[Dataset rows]
· · · ·

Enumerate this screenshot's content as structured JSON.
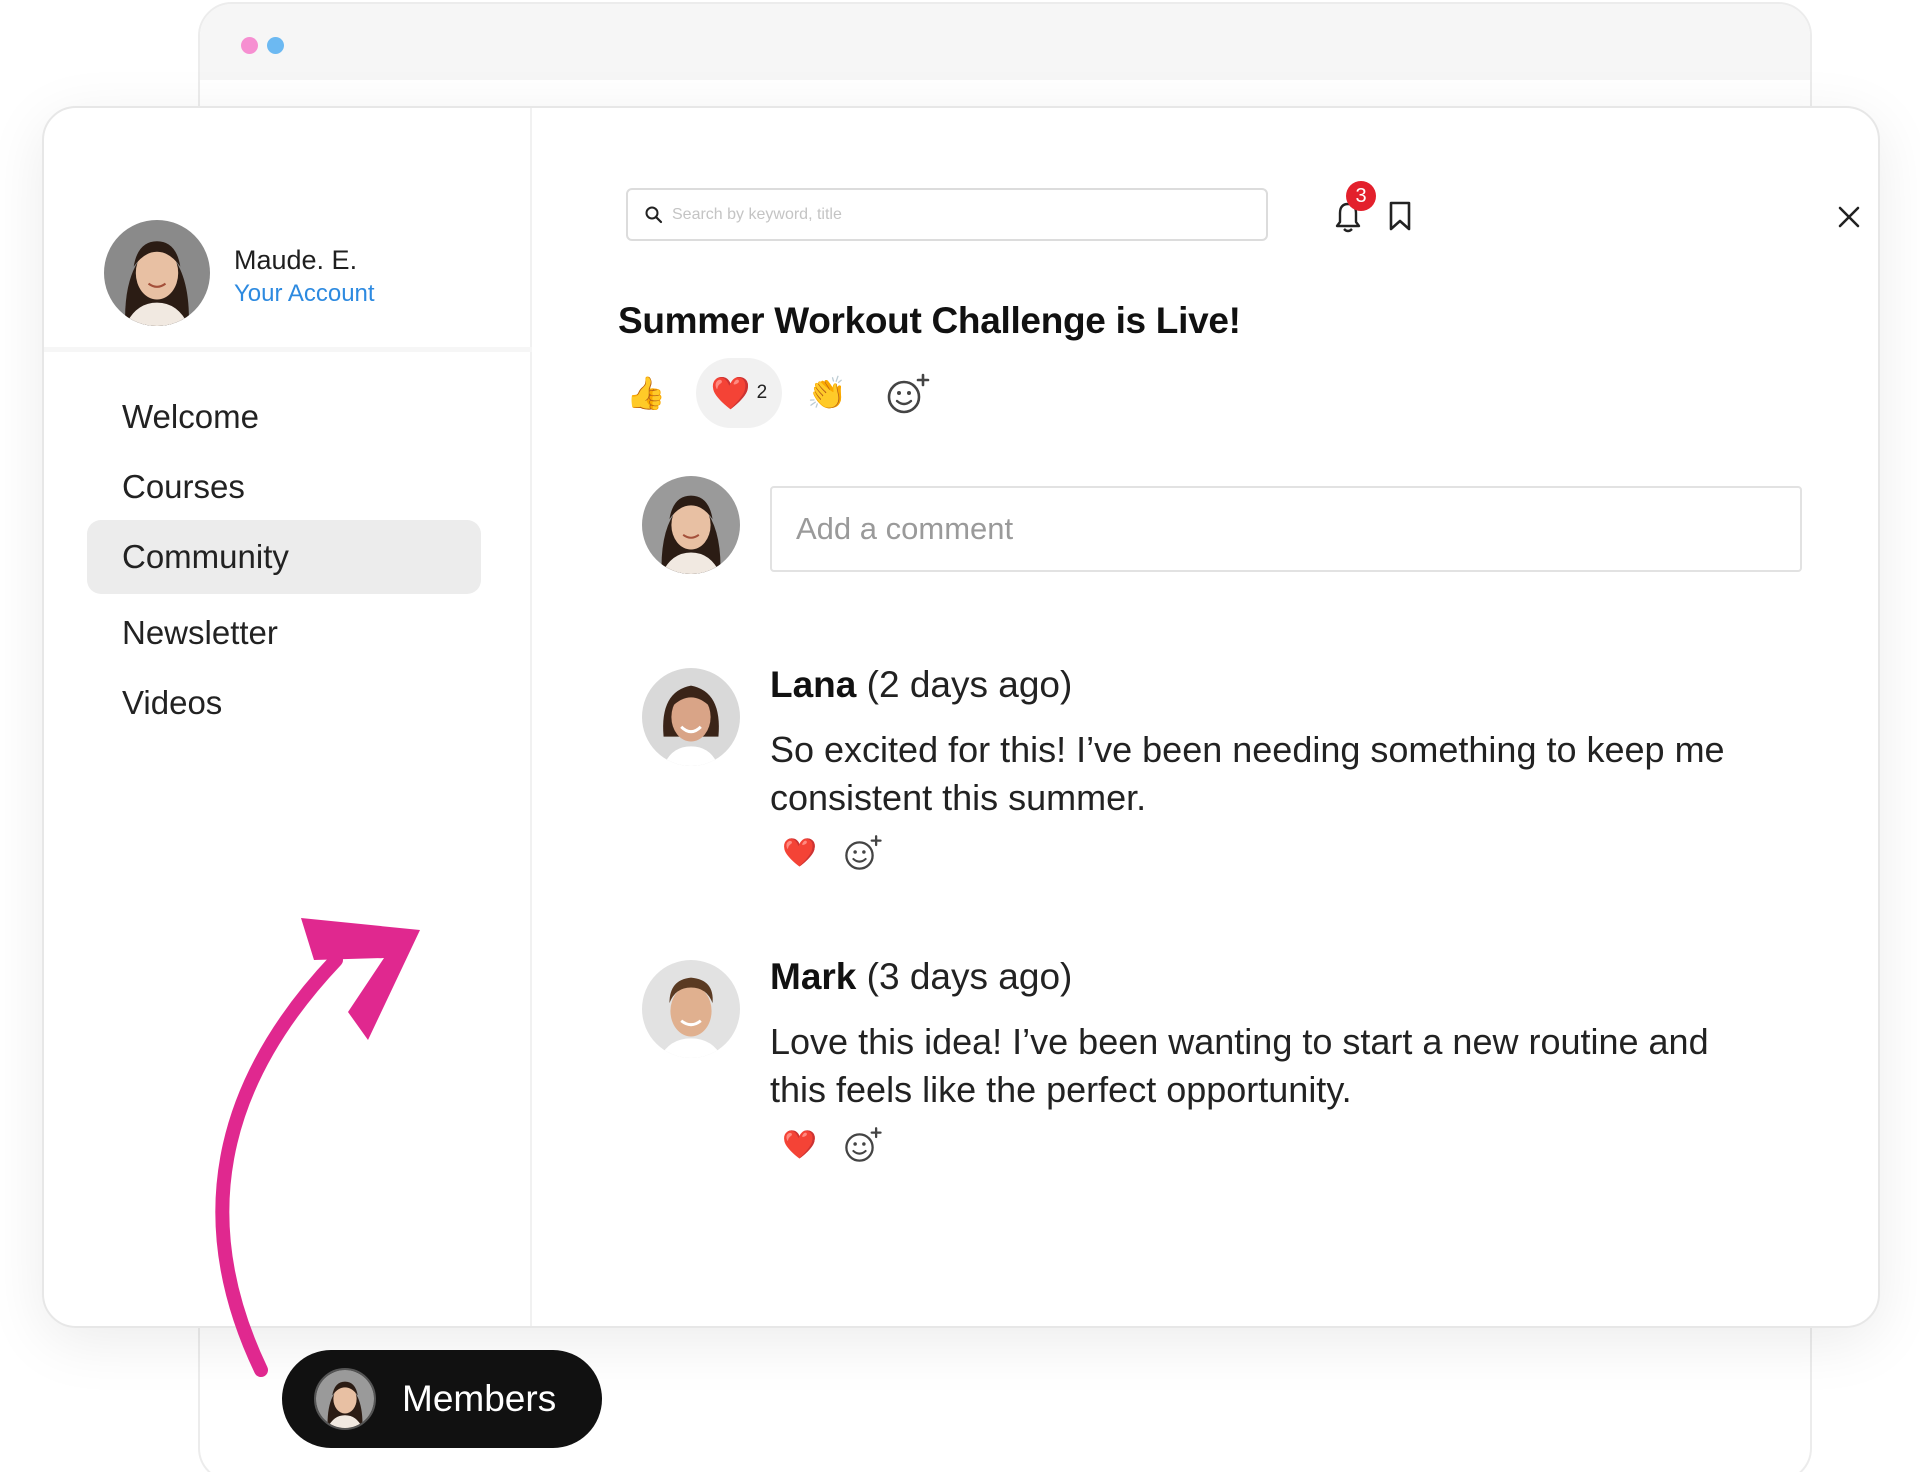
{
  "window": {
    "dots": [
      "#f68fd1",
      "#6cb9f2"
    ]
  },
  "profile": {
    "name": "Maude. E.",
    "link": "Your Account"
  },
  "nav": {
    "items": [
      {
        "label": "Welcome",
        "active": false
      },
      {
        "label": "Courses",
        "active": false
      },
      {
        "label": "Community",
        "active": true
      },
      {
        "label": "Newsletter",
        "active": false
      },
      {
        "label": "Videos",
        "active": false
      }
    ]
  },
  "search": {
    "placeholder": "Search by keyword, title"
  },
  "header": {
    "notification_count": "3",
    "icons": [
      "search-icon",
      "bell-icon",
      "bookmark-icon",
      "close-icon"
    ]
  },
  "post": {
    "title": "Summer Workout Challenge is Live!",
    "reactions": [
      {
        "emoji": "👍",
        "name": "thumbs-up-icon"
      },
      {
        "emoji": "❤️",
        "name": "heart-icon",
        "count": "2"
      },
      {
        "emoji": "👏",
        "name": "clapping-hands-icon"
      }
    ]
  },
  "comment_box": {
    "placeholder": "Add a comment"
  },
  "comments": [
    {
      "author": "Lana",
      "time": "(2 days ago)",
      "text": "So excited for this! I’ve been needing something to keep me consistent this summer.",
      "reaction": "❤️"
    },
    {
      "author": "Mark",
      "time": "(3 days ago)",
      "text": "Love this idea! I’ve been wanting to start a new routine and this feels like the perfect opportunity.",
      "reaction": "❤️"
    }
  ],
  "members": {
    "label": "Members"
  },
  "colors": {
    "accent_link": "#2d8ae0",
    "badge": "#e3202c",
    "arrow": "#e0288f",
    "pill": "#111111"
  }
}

· · · ·

> Problem statement: Give back all entries exactly. No pictures belong in the copy.

> Written answer:
Enumerate this screenshot's content as structured JSON.
{
  "window": {
    "dots": [
      "#f68fd1",
      "#6cb9f2"
    ]
  },
  "profile": {
    "name": "Maude. E.",
    "link": "Your Account"
  },
  "nav": {
    "items": [
      {
        "label": "Welcome",
        "active": false
      },
      {
        "label": "Courses",
        "active": false
      },
      {
        "label": "Community",
        "active": true
      },
      {
        "label": "Newsletter",
        "active": false
      },
      {
        "label": "Videos",
        "active": false
      }
    ]
  },
  "search": {
    "placeholder": "Search by keyword, title"
  },
  "header": {
    "notification_count": "3",
    "icons": [
      "search-icon",
      "bell-icon",
      "bookmark-icon",
      "close-icon"
    ]
  },
  "post": {
    "title": "Summer Workout Challenge is Live!",
    "reactions": [
      {
        "emoji": "👍",
        "name": "thumbs-up-icon"
      },
      {
        "emoji": "❤️",
        "name": "heart-icon",
        "count": "2"
      },
      {
        "emoji": "👏",
        "name": "clapping-hands-icon"
      }
    ]
  },
  "comment_box": {
    "placeholder": "Add a comment"
  },
  "comments": [
    {
      "author": "Lana",
      "time": "(2 days ago)",
      "text": "So excited for this! I’ve been needing something to keep me consistent this summer.",
      "reaction": "❤️"
    },
    {
      "author": "Mark",
      "time": "(3 days ago)",
      "text": "Love this idea! I’ve been wanting to start a new routine and this feels like the perfect opportunity.",
      "reaction": "❤️"
    }
  ],
  "members": {
    "label": "Members"
  },
  "colors": {
    "accent_link": "#2d8ae0",
    "badge": "#e3202c",
    "arrow": "#e0288f",
    "pill": "#111111"
  }
}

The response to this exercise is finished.